» DO THIS
Could you return each line from the one bearing "Read out every word on this page." through the last line of the entries, exactly as it stands, with no pictures?

» RECORDS TO USE
┌────────
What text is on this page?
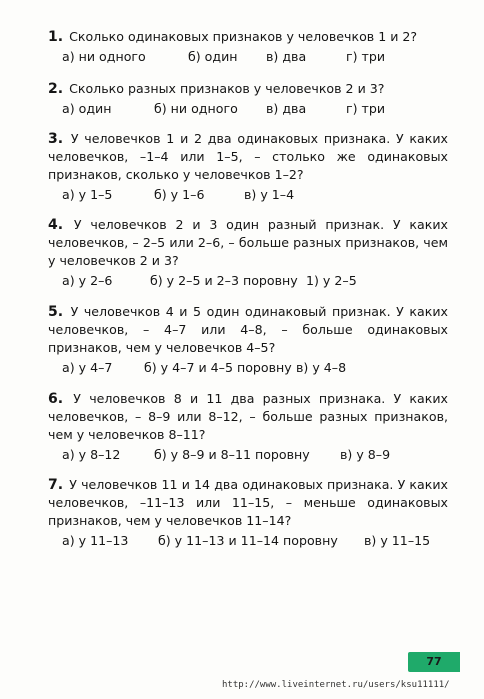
1. Сколько одинаковых признаков у человечков 1 и 2?
а) ни одного	б) один в) два	г) три
2. Сколько разных признаков у человечков 2 и 3?
а) один	б) ни одного в) два	г) три
3. У человечков 1 и 2 два одинаковых признака. У каких человечков, –1–4 или 1–5, – столько же одинаковых признаков, сколько у человечков 1–2?
а) у 1–5	б) у 1–6	в) у 1–4
4. У человечков 2 и 3 один разный признак. У каких человечков, – 2–5 или 2–6, – больше разных признаков, чем у человечков 2 и 3?
а) у 2–6	б) у 2–5 и 2–3 поровну 1) у 2–5
5. У человечков 4 и 5 один одинаковый признак. У каких человечков, – 4–7 или 4–8, – больше одинаковых признаков, чем у человечков 4–5?
а) у 4–7	б) у 4–7 и 4–5 поровну в) у 4–8
6. У человечков 8 и 11 два разных признака. У каких человечков, – 8–9 или 8–12, – больше разных признаков, чем у человечков 8–11?
а) у 8–12	б) у 8–9 и 8–11 поровну в) у 8–9
7. У человечков 11 и 14 два одинаковых признака. У каких человечков, –11–13 или 11–15, – меньше одинаковых признаков, чем у человечков 11–14?
а) у 11–13 б) у 11–13 и 11–14 поровну в) у 11–15
77
http://www.liveinternet.ru/users/ksu11111/
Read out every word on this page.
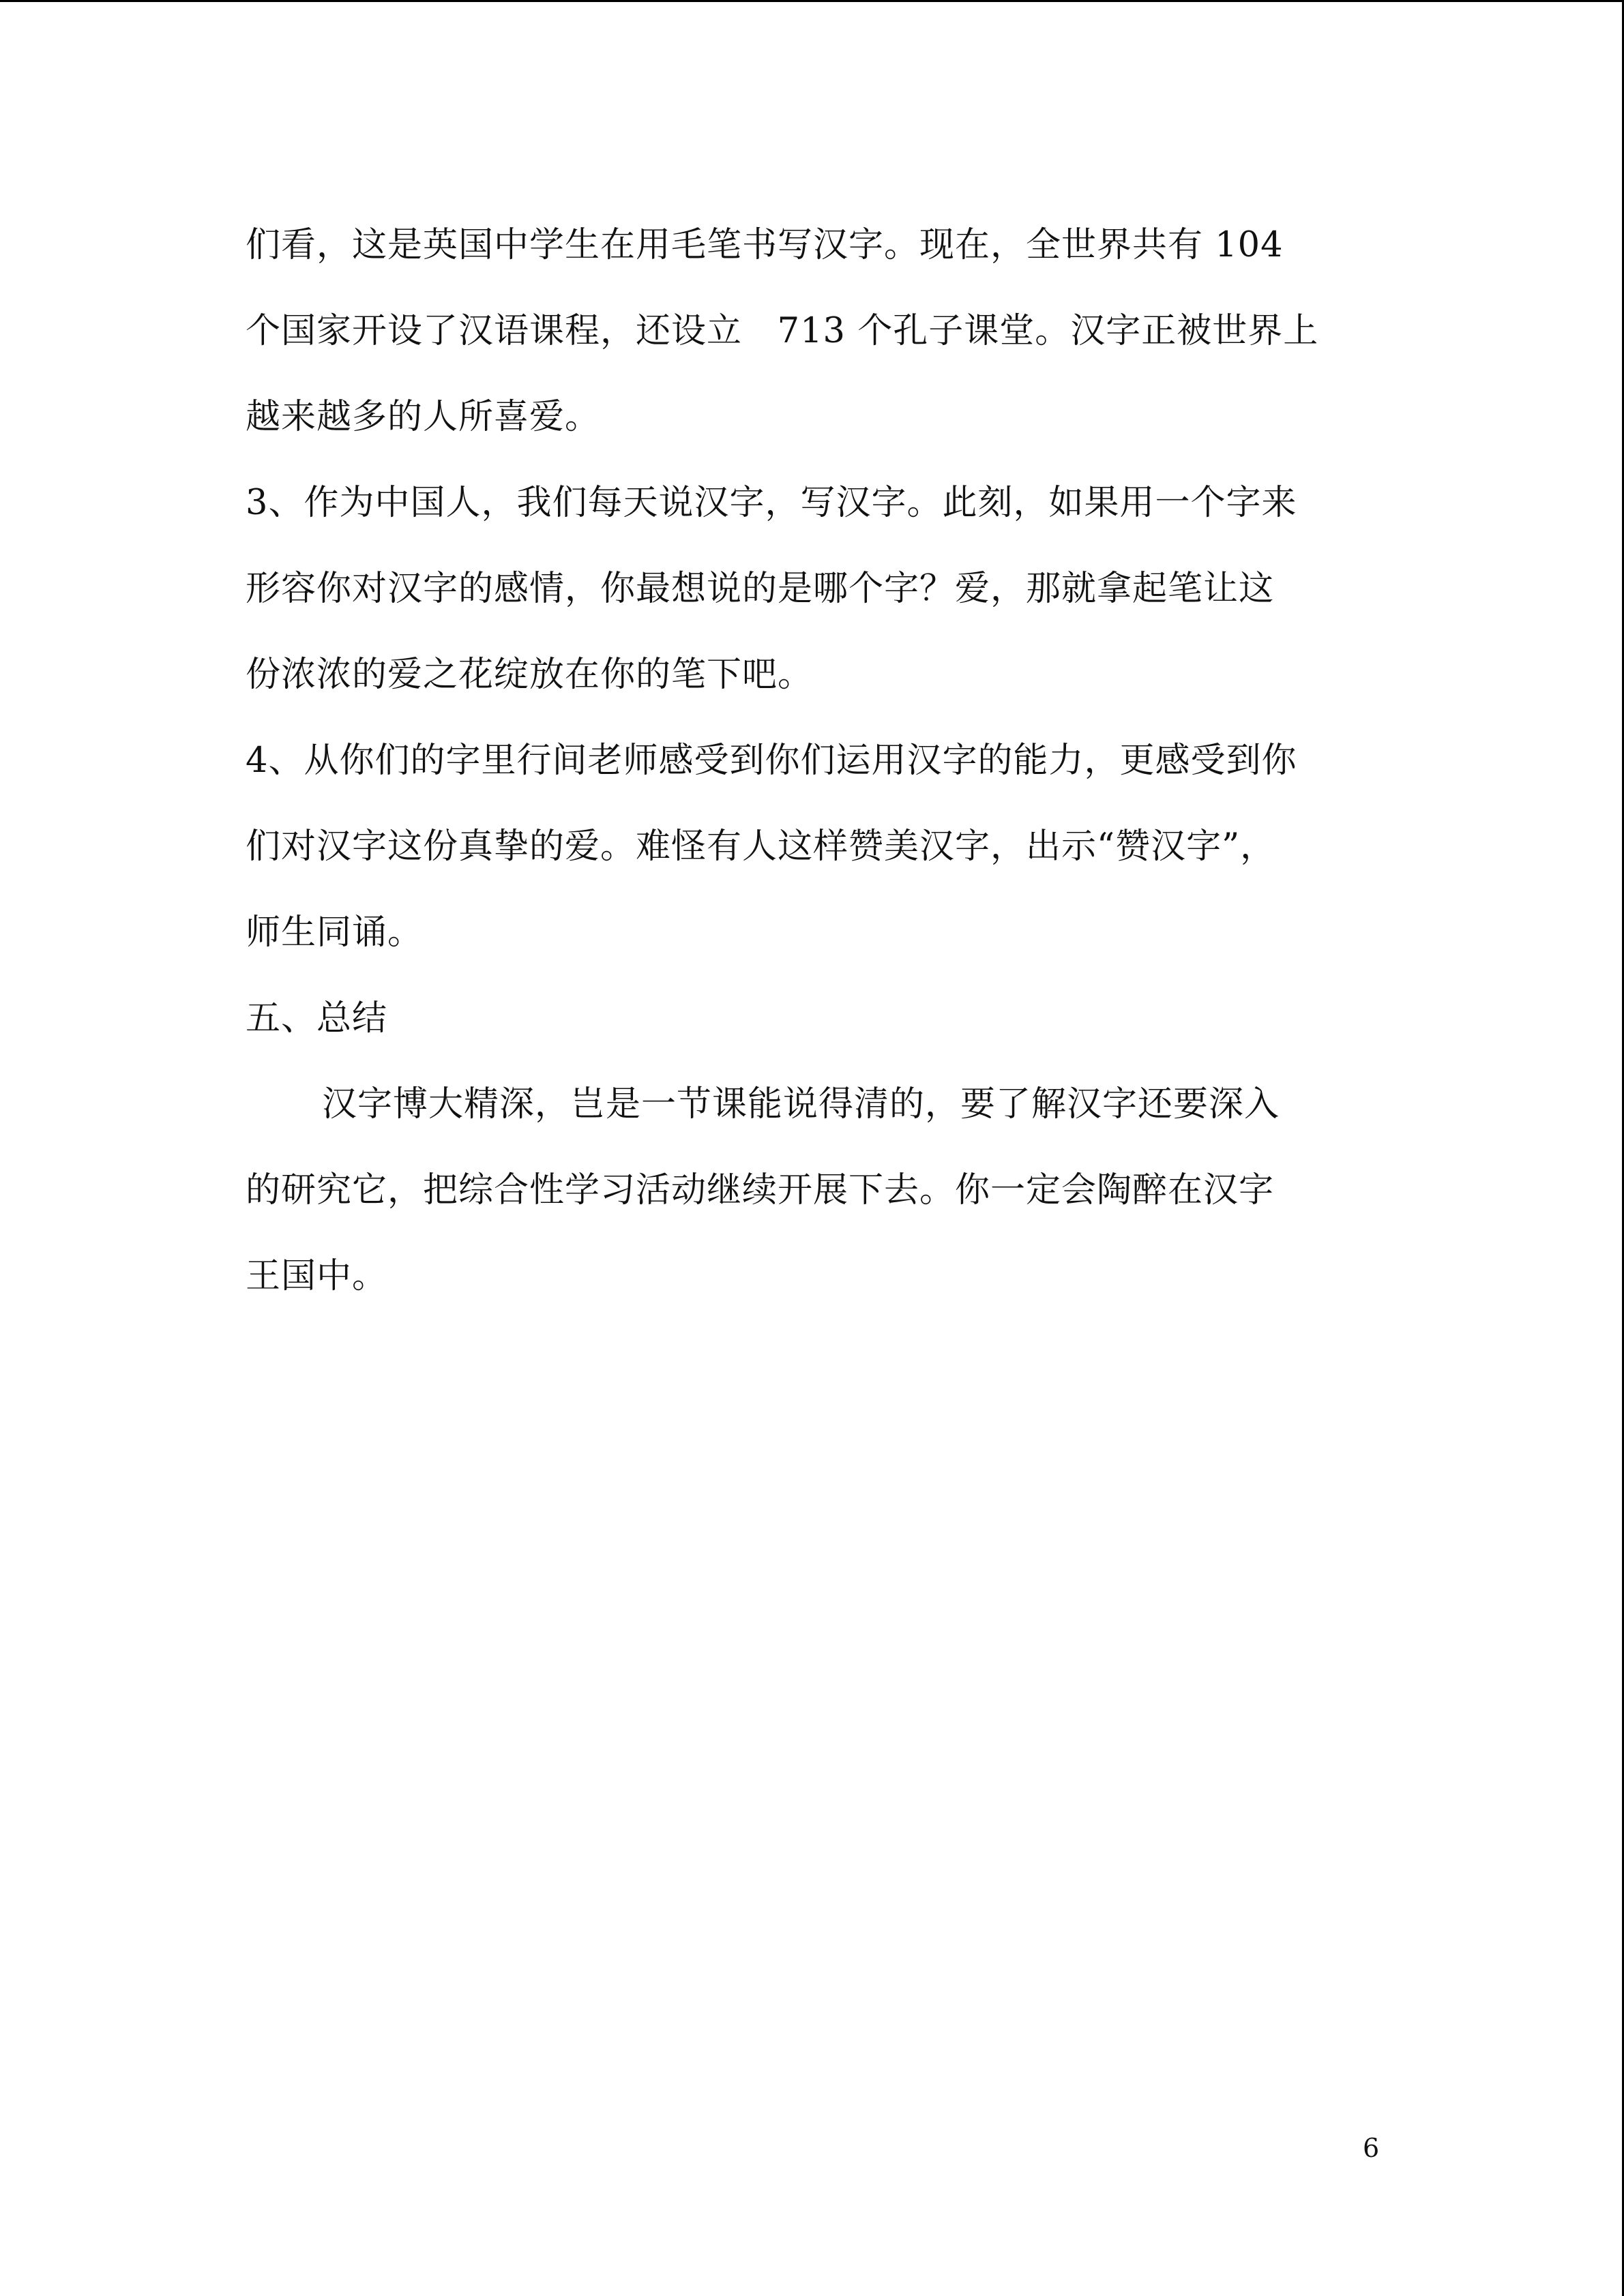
们看，这是英国中学生在用毛笔书写汉字。现在，全世界共有 104
个国家开设了汉语课程，还设立   713 个孔子课堂。汉字正被世界上
越来越多的人所喜爱。
3、作为中国人，我们每天说汉字，写汉字。此刻，如果用一个字来
形容你对汉字的感情，你最想说的是哪个字？爱，那就拿起笔让这
份浓浓的爱之花绽放在你的笔下吧。
4、从你们的字里行间老师感受到你们运用汉字的能力，更感受到你
们对汉字这份真挚的爱。难怪有人这样赞美汉字，出示“赞汉字”，
师生同诵。
五、总结
汉字博大精深，岂是一节课能说得清的，要了解汉字还要深入
的研究它，把综合性学习活动继续开展下去。你一定会陶醉在汉字
王国中。
6
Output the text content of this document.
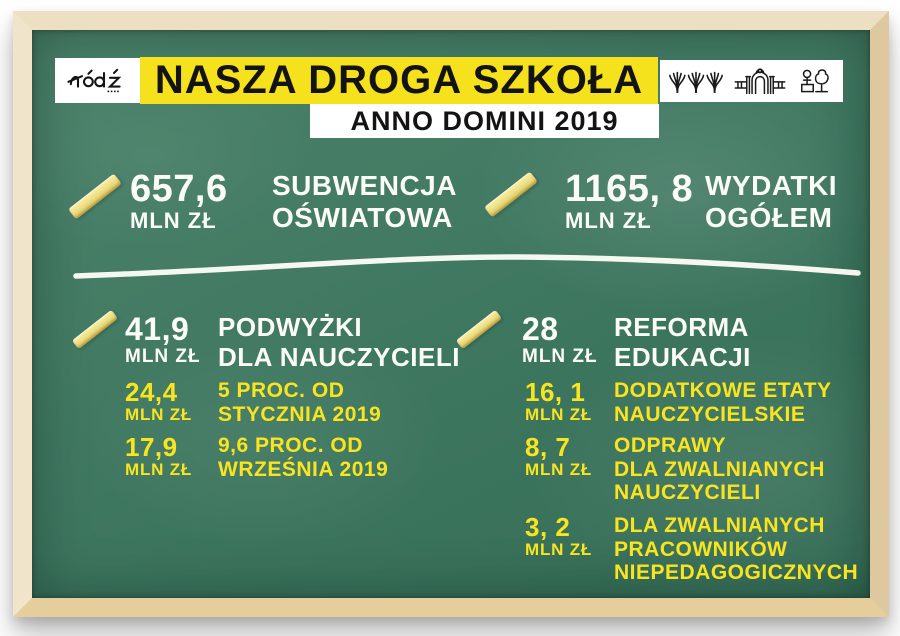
NASZA DROGA SZKOŁA
ANNO DOMINI 2019
657,6
MLN ZŁ
SUBWENCJA
OŚWIATOWA
1165, 8
MLN ZŁ
WYDATKI
OGÓŁEM
41,9
MLN ZŁ
PODWYŻKI
DLA NAUCZYCIELI
24,4
MLN ZŁ
5 PROC. OD
STYCZNIA 2019
17,9
MLN ZŁ
9,6 PROC. OD
WRZEŚNIA 2019
28
MLN ZŁ
REFORMA
EDUKACJI
16, 1
MLN ZŁ
DODATKOWE ETATY
NAUCZYCIELSKIE
8, 7
MLN ZŁ
ODPRAWY
DLA ZWALNIANYCH
NAUCZYCIELI
3, 2
MLN ZŁ
DLA ZWALNIANYCH
PRACOWNIKÓW
NIEPEDAGOGICZNYCH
└────────
» TASK OUTPUT
Read out every word on this page.
们看，这是英国中学生在用毛笔书写汉字。现在，全世界共有 104
个国家开设了汉语课程，还设立   713 个孔子课堂。汉字正被世界上
越来越多的人所喜爱。
3、作为中国人，我们每天说汉字，写汉字。此刻，如果用一个字来
形容你对汉字的感情，你最想说的是哪个字？爱，那就拿起笔让这
份浓浓的爱之花绽放在你的笔下吧。
4、从你们的字里行间老师感受到你们运用汉字的能力，更感受到你
们对汉字这份真挚的爱。难怪有人这样赞美汉字，出示“赞汉字”，
师生同诵。
五、总结
汉字博大精深，岂是一节课能说得清的，要了解汉字还要深入
的研究它，把综合性学习活动继续开展下去。你一定会陶醉在汉字
王国中。
6
Output the text content of this document.
NASZA DROGA SZKOŁA
ANNO DOMINI 2019
657,6
MLN ZŁ
SUBWENCJA
OŚWIATOWA
1165, 8
MLN ZŁ
WYDATKI
OGÓŁEM
41,9
MLN ZŁ
PODWYŻKI
DLA NAUCZYCIELI
24,4
MLN ZŁ
5 PROC. OD
STYCZNIA 2019
17,9
MLN ZŁ
9,6 PROC. OD
WRZEŚNIA 2019
28
MLN ZŁ
REFORMA
EDUKACJI
16, 1
MLN ZŁ
DODATKOWE ETATY
NAUCZYCIELSKIE
8, 7
MLN ZŁ
ODPRAWY
DLA ZWALNIANYCH
NAUCZYCIELI
3, 2
MLN ZŁ
DLA ZWALNIANYCH
PRACOWNIKÓW
NIEPEDAGOGICZNYCH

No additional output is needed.